-- GIVEN REQUEST --
Your copy of the material below should match it exactly, except that it holds no pictures.

-- AVAILABLE RECORDS --
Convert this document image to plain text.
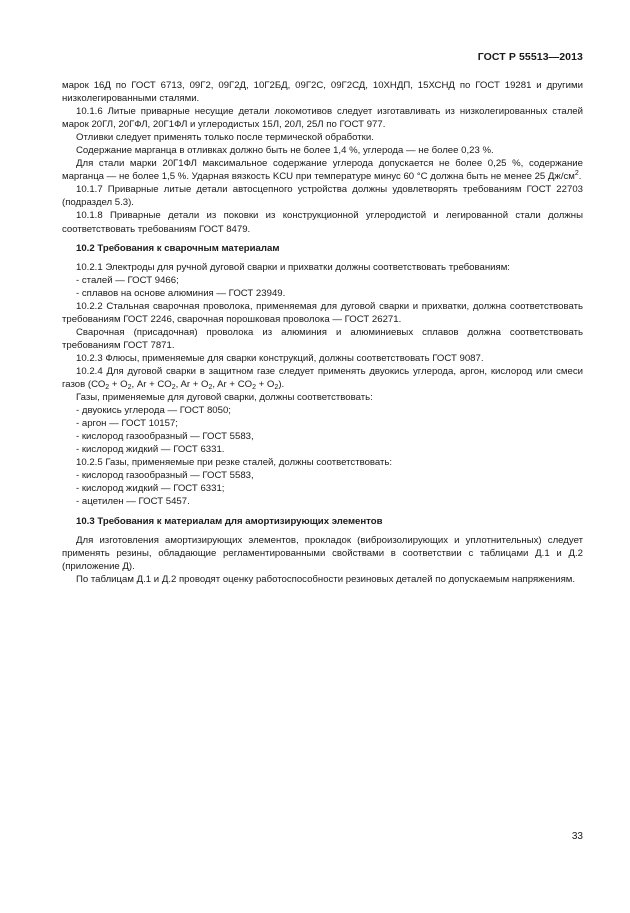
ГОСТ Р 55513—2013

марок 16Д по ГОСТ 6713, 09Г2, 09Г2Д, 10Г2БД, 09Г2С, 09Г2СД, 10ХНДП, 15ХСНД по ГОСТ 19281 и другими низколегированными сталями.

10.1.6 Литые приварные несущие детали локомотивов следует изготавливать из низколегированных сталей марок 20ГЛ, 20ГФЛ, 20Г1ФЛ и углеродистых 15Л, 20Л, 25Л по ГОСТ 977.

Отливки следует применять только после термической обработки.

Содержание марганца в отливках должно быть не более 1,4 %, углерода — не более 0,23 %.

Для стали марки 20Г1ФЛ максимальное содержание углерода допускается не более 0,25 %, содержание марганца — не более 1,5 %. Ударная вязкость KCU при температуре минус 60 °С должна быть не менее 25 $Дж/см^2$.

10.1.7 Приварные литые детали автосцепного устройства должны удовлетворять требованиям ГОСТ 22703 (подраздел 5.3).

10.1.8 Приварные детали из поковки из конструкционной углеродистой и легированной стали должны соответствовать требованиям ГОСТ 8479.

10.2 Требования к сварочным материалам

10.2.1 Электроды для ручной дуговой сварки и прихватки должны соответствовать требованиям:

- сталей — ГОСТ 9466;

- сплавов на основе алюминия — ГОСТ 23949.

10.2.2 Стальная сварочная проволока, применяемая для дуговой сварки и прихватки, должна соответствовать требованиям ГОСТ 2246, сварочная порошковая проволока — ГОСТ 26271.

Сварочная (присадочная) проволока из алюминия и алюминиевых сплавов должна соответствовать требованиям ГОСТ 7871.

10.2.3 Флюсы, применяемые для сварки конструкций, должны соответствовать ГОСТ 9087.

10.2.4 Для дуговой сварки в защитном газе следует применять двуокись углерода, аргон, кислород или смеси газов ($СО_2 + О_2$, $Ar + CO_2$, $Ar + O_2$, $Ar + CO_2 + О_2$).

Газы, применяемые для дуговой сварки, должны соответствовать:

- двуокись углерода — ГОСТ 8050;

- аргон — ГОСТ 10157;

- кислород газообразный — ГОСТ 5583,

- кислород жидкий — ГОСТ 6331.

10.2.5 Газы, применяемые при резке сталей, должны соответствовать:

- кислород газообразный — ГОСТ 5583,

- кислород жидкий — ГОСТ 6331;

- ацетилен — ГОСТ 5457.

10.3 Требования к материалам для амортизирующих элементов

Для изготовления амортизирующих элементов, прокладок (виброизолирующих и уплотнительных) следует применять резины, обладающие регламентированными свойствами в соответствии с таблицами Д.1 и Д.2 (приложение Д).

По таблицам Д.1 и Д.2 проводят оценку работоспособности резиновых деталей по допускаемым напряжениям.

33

-- SOLUTION --
Convert this document image to plain text.
ГОСТ Р 55513—2013

марок 16Д по ГОСТ 6713, 09Г2, 09Г2Д, 10Г2БД, 09Г2С, 09Г2СД, 10ХНДП, 15ХСНД по ГОСТ 19281 и другими низколегированными сталями.

10.1.6 Литые приварные несущие детали локомотивов следует изготавливать из низколегированных сталей марок 20ГЛ, 20ГФЛ, 20Г1ФЛ и углеродистых 15Л, 20Л, 25Л по ГОСТ 977.

Отливки следует применять только после термической обработки.

Содержание марганца в отливках должно быть не более 1,4 %, углерода — не более 0,23 %.

Для стали марки 20Г1ФЛ максимальное содержание углерода допускается не более 0,25 %, содержание марганца — не более 1,5 %. Ударная вязкость KCU при температуре минус 60 °С должна быть не менее 25 $Дж/см^2$.

10.1.7 Приварные литые детали автосцепного устройства должны удовлетворять требованиям ГОСТ 22703 (подраздел 5.3).

10.1.8 Приварные детали из поковки из конструкционной углеродистой и легированной стали должны соответствовать требованиям ГОСТ 8479.

10.2 Требования к сварочным материалам

10.2.1 Электроды для ручной дуговой сварки и прихватки должны соответствовать требованиям:

- сталей — ГОСТ 9466;

- сплавов на основе алюминия — ГОСТ 23949.

10.2.2 Стальная сварочная проволока, применяемая для дуговой сварки и прихватки, должна соответствовать требованиям ГОСТ 2246, сварочная порошковая проволока — ГОСТ 26271.

Сварочная (присадочная) проволока из алюминия и алюминиевых сплавов должна соответствовать требованиям ГОСТ 7871.

10.2.3 Флюсы, применяемые для сварки конструкций, должны соответствовать ГОСТ 9087.

10.2.4 Для дуговой сварки в защитном газе следует применять двуокись углерода, аргон, кислород или смеси газов ($СО_2 + О_2$, $Ar + CO_2$, $Ar + O_2$, $Ar + CO_2 + О_2$).

Газы, применяемые для дуговой сварки, должны соответствовать:

- двуокись углерода — ГОСТ 8050;

- аргон — ГОСТ 10157;

- кислород газообразный — ГОСТ 5583,

- кислород жидкий — ГОСТ 6331.

10.2.5 Газы, применяемые при резке сталей, должны соответствовать:

- кислород газообразный — ГОСТ 5583,

- кислород жидкий — ГОСТ 6331;

- ацетилен — ГОСТ 5457.

10.3 Требования к материалам для амортизирующих элементов

Для изготовления амортизирующих элементов, прокладок (виброизолирующих и уплотнительных) следует применять резины, обладающие регламентированными свойствами в соответствии с таблицами Д.1 и Д.2 (приложение Д).

По таблицам Д.1 и Д.2 проводят оценку работоспособности резиновых деталей по допускаемым напряжениям.

33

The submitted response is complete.